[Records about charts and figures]
━━━━━━

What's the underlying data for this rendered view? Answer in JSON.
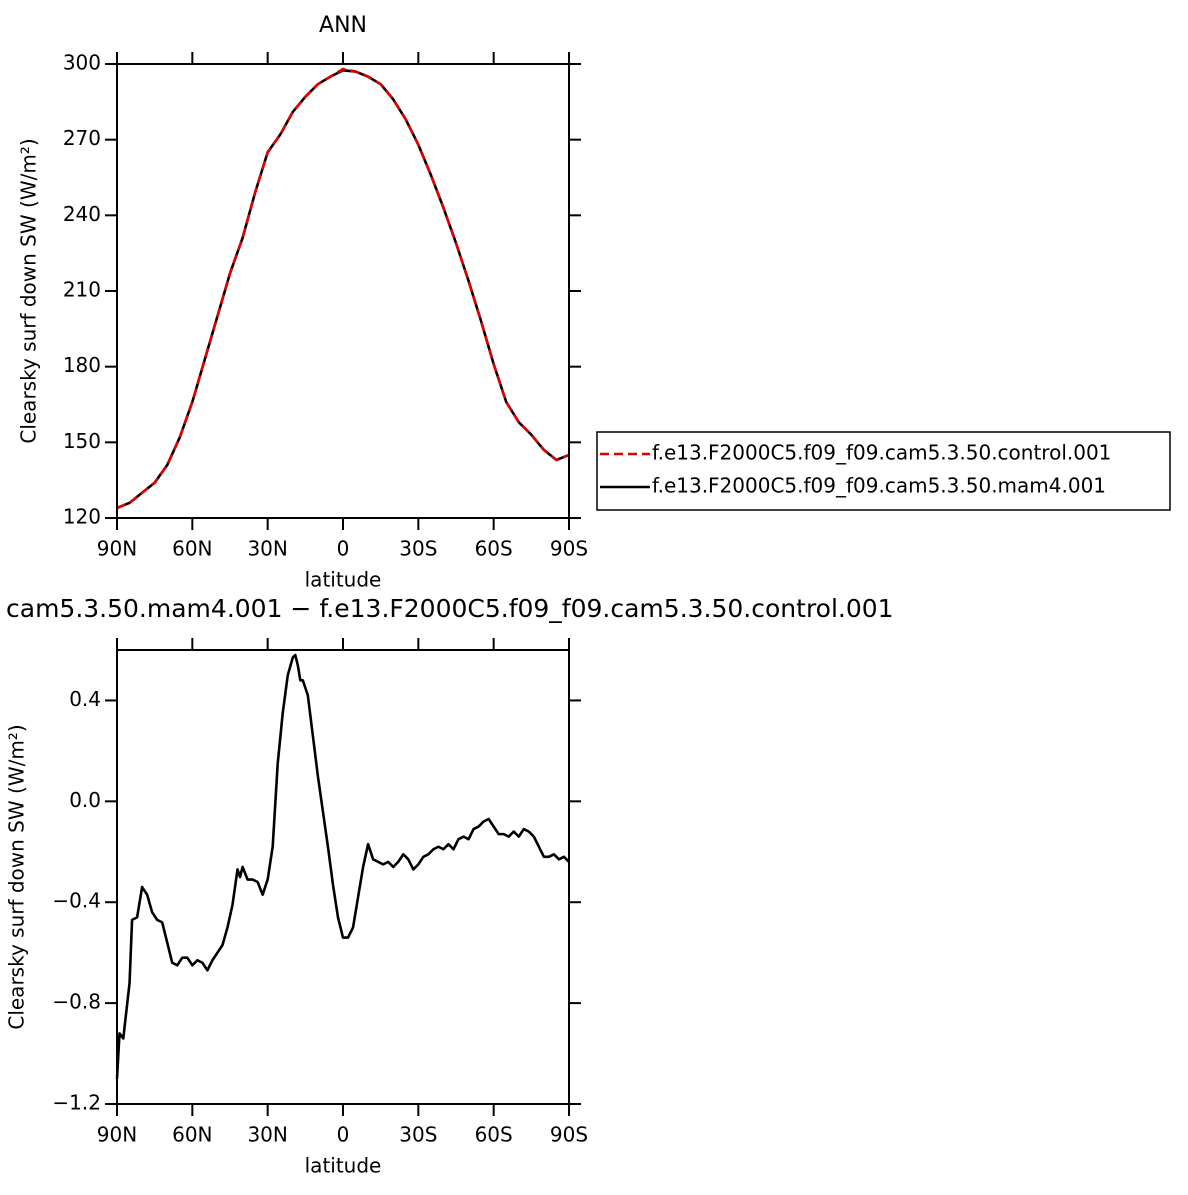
{
  "chart_data": [
    {
      "type": "line",
      "title": "ANN",
      "xlabel": "latitude",
      "ylabel": "Clearsky surf down SW (W/m²)",
      "x": [
        90,
        85,
        80,
        75,
        70,
        65,
        60,
        55,
        50,
        45,
        40,
        35,
        30,
        25,
        20,
        15,
        10,
        5,
        0,
        -5,
        -10,
        -15,
        -20,
        -25,
        -30,
        -35,
        -40,
        -45,
        -50,
        -55,
        -60,
        -65,
        -70,
        -75,
        -80,
        -85,
        -90
      ],
      "series": [
        {
          "name": "f.e13.F2000C5.f09_f09.cam5.3.50.control.001",
          "color": "#e00000",
          "linestyle": "dashed",
          "values": [
            124,
            126,
            130,
            134,
            141,
            152,
            166,
            183,
            200,
            217,
            231,
            249,
            265,
            272,
            281,
            287,
            292,
            295,
            298,
            297,
            295,
            292,
            286,
            278,
            268,
            256,
            243,
            229,
            214,
            198,
            181,
            166,
            158,
            153,
            147,
            143,
            145
          ]
        },
        {
          "name": "f.e13.F2000C5.f09_f09.cam5.3.50.mam4.001",
          "color": "#000000",
          "linestyle": "solid",
          "values": [
            124,
            126,
            130,
            134,
            141,
            152,
            166,
            183,
            200,
            217,
            231,
            249,
            265,
            272,
            281,
            287,
            292,
            295,
            297.5,
            297,
            295,
            292,
            286,
            278,
            268,
            256,
            243,
            229,
            214,
            198,
            181,
            166,
            158,
            153,
            147,
            143,
            145
          ]
        }
      ],
      "xlim": [
        90,
        -90
      ],
      "xticks": [
        {
          "value": 90,
          "label": "90N"
        },
        {
          "value": 60,
          "label": "60N"
        },
        {
          "value": 30,
          "label": "30N"
        },
        0,
        {
          "value": -30,
          "label": "30S"
        },
        {
          "value": -60,
          "label": "60S"
        },
        {
          "value": -90,
          "label": "90S"
        }
      ],
      "ylim": [
        120,
        300
      ],
      "yticks": [
        120,
        150,
        180,
        210,
        240,
        270,
        300
      ],
      "legend": "right"
    },
    {
      "type": "line",
      "title": "cam5.3.50.mam4.001 − f.e13.F2000C5.f09_f09.cam5.3.50.control.001",
      "xlabel": "latitude",
      "ylabel": "Clearsky surf down SW (W/m²)",
      "x": [
        90,
        89,
        87.5,
        85,
        84,
        82,
        80,
        78,
        76,
        74,
        72,
        70,
        68,
        66,
        64,
        62,
        60,
        58,
        56,
        54,
        52,
        50,
        48,
        46,
        44,
        42,
        41,
        40,
        38,
        36,
        34,
        32,
        30,
        28,
        26,
        24,
        22,
        20,
        19,
        18,
        17,
        16,
        14,
        12,
        10,
        8,
        6,
        4,
        2,
        0,
        -2,
        -4,
        -6,
        -8,
        -10,
        -12,
        -14,
        -16,
        -18,
        -20,
        -22,
        -24,
        -26,
        -28,
        -30,
        -32,
        -34,
        -36,
        -38,
        -40,
        -42,
        -44,
        -46,
        -48,
        -50,
        -52,
        -54,
        -56,
        -58,
        -60,
        -62,
        -64,
        -66,
        -68,
        -70,
        -72,
        -74,
        -76,
        -78,
        -80,
        -82,
        -84,
        -86,
        -88,
        -90
      ],
      "values": [
        -1.1,
        -0.92,
        -0.94,
        -0.72,
        -0.47,
        -0.46,
        -0.34,
        -0.37,
        -0.44,
        -0.47,
        -0.48,
        -0.56,
        -0.64,
        -0.65,
        -0.62,
        -0.62,
        -0.65,
        -0.63,
        -0.64,
        -0.67,
        -0.63,
        -0.6,
        -0.57,
        -0.5,
        -0.41,
        -0.27,
        -0.3,
        -0.26,
        -0.31,
        -0.31,
        -0.32,
        -0.37,
        -0.31,
        -0.18,
        0.15,
        0.35,
        0.5,
        0.57,
        0.58,
        0.54,
        0.48,
        0.48,
        0.42,
        0.26,
        0.1,
        -0.04,
        -0.18,
        -0.33,
        -0.46,
        -0.54,
        -0.54,
        -0.5,
        -0.38,
        -0.26,
        -0.17,
        -0.23,
        -0.24,
        -0.25,
        -0.24,
        -0.26,
        -0.24,
        -0.21,
        -0.23,
        -0.27,
        -0.25,
        -0.22,
        -0.21,
        -0.19,
        -0.18,
        -0.19,
        -0.17,
        -0.19,
        -0.15,
        -0.14,
        -0.15,
        -0.11,
        -0.1,
        -0.08,
        -0.07,
        -0.1,
        -0.13,
        -0.13,
        -0.14,
        -0.12,
        -0.14,
        -0.11,
        -0.12,
        -0.14,
        -0.18,
        -0.22,
        -0.22,
        -0.21,
        -0.23,
        -0.22,
        -0.24
      ],
      "color": "#000000",
      "xlim": [
        90,
        -90
      ],
      "xticks": [
        {
          "value": 90,
          "label": "90N"
        },
        {
          "value": 60,
          "label": "60N"
        },
        {
          "value": 30,
          "label": "30N"
        },
        0,
        {
          "value": -30,
          "label": "30S"
        },
        {
          "value": -60,
          "label": "60S"
        },
        {
          "value": -90,
          "label": "90S"
        }
      ],
      "ylim": [
        -1.2,
        0.6
      ],
      "yticks": [
        {
          "value": -1.2,
          "label": "−1.2"
        },
        {
          "value": -0.8,
          "label": "−0.8"
        },
        {
          "value": -0.4,
          "label": "−0.4"
        },
        {
          "value": 0,
          "label": "0.0"
        },
        {
          "value": 0.4,
          "label": "0.4"
        }
      ]
    }
  ]
}
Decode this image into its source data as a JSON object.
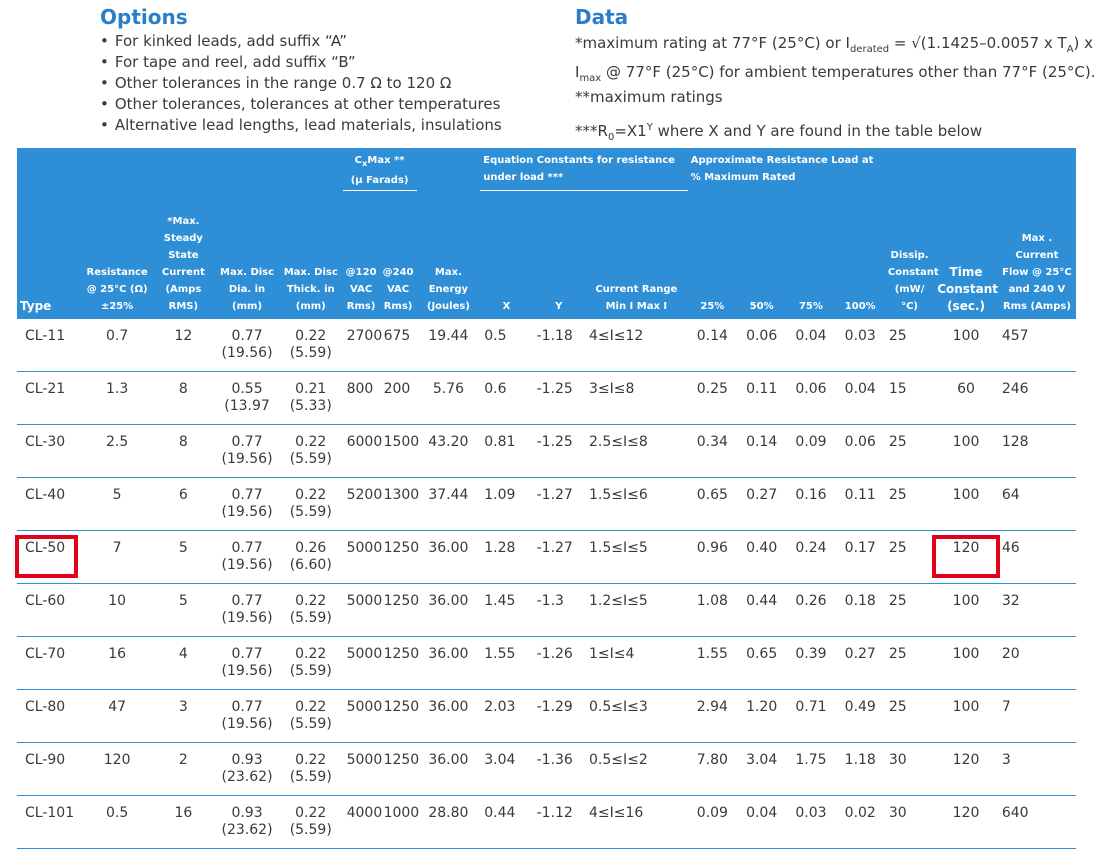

━━━━━━

[WORK INSTRUCTIONS]:
Quote each line of the listing exactly, but leave the pictures out.

[FINAL ANSWER]:
What's the underlying data for this rendered view? Answer in JSON.
{
  "chart_data": [
    {
      "type": "line",
      "title": "ANN",
      "xlabel": "latitude",
      "ylabel": "Clearsky surf down SW (W/m²)",
      "x": [
        90,
        85,
        80,
        75,
        70,
        65,
        60,
        55,
        50,
        45,
        40,
        35,
        30,
        25,
        20,
        15,
        10,
        5,
        0,
        -5,
        -10,
        -15,
        -20,
        -25,
        -30,
        -35,
        -40,
        -45,
        -50,
        -55,
        -60,
        -65,
        -70,
        -75,
        -80,
        -85,
        -90
      ],
      "series": [
        {
          "name": "f.e13.F2000C5.f09_f09.cam5.3.50.control.001",
          "color": "#e00000",
          "linestyle": "dashed",
          "values": [
            124,
            126,
            130,
            134,
            141,
            152,
            166,
            183,
            200,
            217,
            231,
            249,
            265,
            272,
            281,
            287,
            292,
            295,
            298,
            297,
            295,
            292,
            286,
            278,
            268,
            256,
            243,
            229,
            214,
            198,
            181,
            166,
            158,
            153,
            147,
            143,
            145
          ]
        },
        {
          "name": "f.e13.F2000C5.f09_f09.cam5.3.50.mam4.001",
          "color": "#000000",
          "linestyle": "solid",
          "values": [
            124,
            126,
            130,
            134,
            141,
            152,
            166,
            183,
            200,
            217,
            231,
            249,
            265,
            272,
            281,
            287,
            292,
            295,
            297.5,
            297,
            295,
            292,
            286,
            278,
            268,
            256,
            243,
            229,
            214,
            198,
            181,
            166,
            158,
            153,
            147,
            143,
            145
          ]
        }
      ],
      "xlim": [
        90,
        -90
      ],
      "xticks": [
        {
          "value": 90,
          "label": "90N"
        },
        {
          "value": 60,
          "label": "60N"
        },
        {
          "value": 30,
          "label": "30N"
        },
        0,
        {
          "value": -30,
          "label": "30S"
        },
        {
          "value": -60,
          "label": "60S"
        },
        {
          "value": -90,
          "label": "90S"
        }
      ],
      "ylim": [
        120,
        300
      ],
      "yticks": [
        120,
        150,
        180,
        210,
        240,
        270,
        300
      ],
      "legend": "right"
    },
    {
      "type": "line",
      "title": "cam5.3.50.mam4.001 − f.e13.F2000C5.f09_f09.cam5.3.50.control.001",
      "xlabel": "latitude",
      "ylabel": "Clearsky surf down SW (W/m²)",
      "x": [
        90,
        89,
        87.5,
        85,
        84,
        82,
        80,
        78,
        76,
        74,
        72,
        70,
        68,
        66,
        64,
        62,
        60,
        58,
        56,
        54,
        52,
        50,
        48,
        46,
        44,
        42,
        41,
        40,
        38,
        36,
        34,
        32,
        30,
        28,
        26,
        24,
        22,
        20,
        19,
        18,
        17,
        16,
        14,
        12,
        10,
        8,
        6,
        4,
        2,
        0,
        -2,
        -4,
        -6,
        -8,
        -10,
        -12,
        -14,
        -16,
        -18,
        -20,
        -22,
        -24,
        -26,
        -28,
        -30,
        -32,
        -34,
        -36,
        -38,
        -40,
        -42,
        -44,
        -46,
        -48,
        -50,
        -52,
        -54,
        -56,
        -58,
        -60,
        -62,
        -64,
        -66,
        -68,
        -70,
        -72,
        -74,
        -76,
        -78,
        -80,
        -82,
        -84,
        -86,
        -88,
        -90
      ],
      "values": [
        -1.1,
        -0.92,
        -0.94,
        -0.72,
        -0.47,
        -0.46,
        -0.34,
        -0.37,
        -0.44,
        -0.47,
        -0.48,
        -0.56,
        -0.64,
        -0.65,
        -0.62,
        -0.62,
        -0.65,
        -0.63,
        -0.64,
        -0.67,
        -0.63,
        -0.6,
        -0.57,
        -0.5,
        -0.41,
        -0.27,
        -0.3,
        -0.26,
        -0.31,
        -0.31,
        -0.32,
        -0.37,
        -0.31,
        -0.18,
        0.15,
        0.35,
        0.5,
        0.57,
        0.58,
        0.54,
        0.48,
        0.48,
        0.42,
        0.26,
        0.1,
        -0.04,
        -0.18,
        -0.33,
        -0.46,
        -0.54,
        -0.54,
        -0.5,
        -0.38,
        -0.26,
        -0.17,
        -0.23,
        -0.24,
        -0.25,
        -0.24,
        -0.26,
        -0.24,
        -0.21,
        -0.23,
        -0.27,
        -0.25,
        -0.22,
        -0.21,
        -0.19,
        -0.18,
        -0.19,
        -0.17,
        -0.19,
        -0.15,
        -0.14,
        -0.15,
        -0.11,
        -0.1,
        -0.08,
        -0.07,
        -0.1,
        -0.13,
        -0.13,
        -0.14,
        -0.12,
        -0.14,
        -0.11,
        -0.12,
        -0.14,
        -0.18,
        -0.22,
        -0.22,
        -0.21,
        -0.23,
        -0.22,
        -0.24
      ],
      "color": "#000000",
      "xlim": [
        90,
        -90
      ],
      "xticks": [
        {
          "value": 90,
          "label": "90N"
        },
        {
          "value": 60,
          "label": "60N"
        },
        {
          "value": 30,
          "label": "30N"
        },
        0,
        {
          "value": -30,
          "label": "30S"
        },
        {
          "value": -60,
          "label": "60S"
        },
        {
          "value": -90,
          "label": "90S"
        }
      ],
      "ylim": [
        -1.2,
        0.6
      ],
      "yticks": [
        {
          "value": -1.2,
          "label": "−1.2"
        },
        {
          "value": -0.8,
          "label": "−0.8"
        },
        {
          "value": -0.4,
          "label": "−0.4"
        },
        {
          "value": 0,
          "label": "0.0"
        },
        {
          "value": 0.4,
          "label": "0.4"
        }
      ]
    }
  ]
}
Decode this image into its source data as a JSON object.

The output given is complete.